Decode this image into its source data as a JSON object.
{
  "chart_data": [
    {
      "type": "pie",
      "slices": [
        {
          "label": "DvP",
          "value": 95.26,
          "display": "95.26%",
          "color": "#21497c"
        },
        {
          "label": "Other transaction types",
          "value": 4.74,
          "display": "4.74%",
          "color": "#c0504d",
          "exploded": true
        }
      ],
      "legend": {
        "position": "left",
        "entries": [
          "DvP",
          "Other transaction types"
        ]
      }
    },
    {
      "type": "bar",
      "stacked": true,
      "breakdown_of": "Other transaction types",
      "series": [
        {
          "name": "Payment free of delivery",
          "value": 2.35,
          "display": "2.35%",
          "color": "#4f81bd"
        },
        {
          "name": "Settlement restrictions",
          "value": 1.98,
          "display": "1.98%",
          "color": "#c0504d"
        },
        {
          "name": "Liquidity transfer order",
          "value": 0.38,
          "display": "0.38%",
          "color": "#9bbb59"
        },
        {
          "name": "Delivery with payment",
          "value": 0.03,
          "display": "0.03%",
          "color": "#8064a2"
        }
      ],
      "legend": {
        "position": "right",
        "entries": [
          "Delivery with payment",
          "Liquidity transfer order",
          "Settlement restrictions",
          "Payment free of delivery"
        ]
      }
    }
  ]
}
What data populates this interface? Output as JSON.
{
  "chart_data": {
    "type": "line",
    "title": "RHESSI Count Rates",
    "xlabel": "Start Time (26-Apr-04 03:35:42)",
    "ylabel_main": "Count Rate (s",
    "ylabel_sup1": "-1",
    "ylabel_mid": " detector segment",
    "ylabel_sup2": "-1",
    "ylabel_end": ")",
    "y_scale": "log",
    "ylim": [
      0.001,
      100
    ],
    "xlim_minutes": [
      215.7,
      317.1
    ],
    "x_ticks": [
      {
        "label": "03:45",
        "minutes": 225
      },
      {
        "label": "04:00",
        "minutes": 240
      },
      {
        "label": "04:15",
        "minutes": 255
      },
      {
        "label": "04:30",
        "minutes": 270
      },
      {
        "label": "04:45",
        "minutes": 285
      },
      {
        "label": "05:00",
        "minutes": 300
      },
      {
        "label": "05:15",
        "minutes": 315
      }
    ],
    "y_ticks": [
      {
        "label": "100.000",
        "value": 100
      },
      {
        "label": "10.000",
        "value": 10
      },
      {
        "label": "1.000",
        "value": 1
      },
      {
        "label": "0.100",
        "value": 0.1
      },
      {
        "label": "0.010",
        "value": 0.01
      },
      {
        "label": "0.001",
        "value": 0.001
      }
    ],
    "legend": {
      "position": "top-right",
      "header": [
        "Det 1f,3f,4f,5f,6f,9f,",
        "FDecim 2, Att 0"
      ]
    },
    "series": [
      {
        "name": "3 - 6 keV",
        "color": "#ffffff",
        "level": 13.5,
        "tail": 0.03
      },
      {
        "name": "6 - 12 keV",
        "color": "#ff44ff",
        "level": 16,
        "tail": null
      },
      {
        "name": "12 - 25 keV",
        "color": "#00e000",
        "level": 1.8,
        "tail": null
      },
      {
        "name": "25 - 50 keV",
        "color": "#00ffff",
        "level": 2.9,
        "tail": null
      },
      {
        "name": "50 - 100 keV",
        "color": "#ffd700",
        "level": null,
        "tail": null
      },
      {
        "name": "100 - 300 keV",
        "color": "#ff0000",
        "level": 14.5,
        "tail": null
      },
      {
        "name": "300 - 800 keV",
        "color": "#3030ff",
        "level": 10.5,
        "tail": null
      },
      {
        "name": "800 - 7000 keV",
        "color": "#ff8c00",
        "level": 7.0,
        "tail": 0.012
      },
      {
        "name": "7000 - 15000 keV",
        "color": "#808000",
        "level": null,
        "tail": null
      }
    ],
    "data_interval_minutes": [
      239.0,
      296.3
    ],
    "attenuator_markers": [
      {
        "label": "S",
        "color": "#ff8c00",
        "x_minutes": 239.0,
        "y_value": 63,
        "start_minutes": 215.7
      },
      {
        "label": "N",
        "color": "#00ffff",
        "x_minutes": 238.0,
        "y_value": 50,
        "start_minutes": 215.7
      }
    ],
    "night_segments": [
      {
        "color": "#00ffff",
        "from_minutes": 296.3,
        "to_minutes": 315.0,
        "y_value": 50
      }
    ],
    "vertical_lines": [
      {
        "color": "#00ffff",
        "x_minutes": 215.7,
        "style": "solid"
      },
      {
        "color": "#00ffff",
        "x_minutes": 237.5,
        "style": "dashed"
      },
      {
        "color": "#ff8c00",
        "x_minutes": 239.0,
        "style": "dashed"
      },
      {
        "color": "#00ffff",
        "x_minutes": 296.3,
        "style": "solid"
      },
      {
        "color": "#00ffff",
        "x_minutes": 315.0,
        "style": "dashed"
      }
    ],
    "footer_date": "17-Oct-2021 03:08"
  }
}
* * * * * * *
*TASK BRIEF*: Using the listing above, show each line holding the string "Other".

*EXERCISE RESPONSE*:
          "label": "Other transaction types",
          "Other transaction types"
      "breakdown_of": "Other transaction types",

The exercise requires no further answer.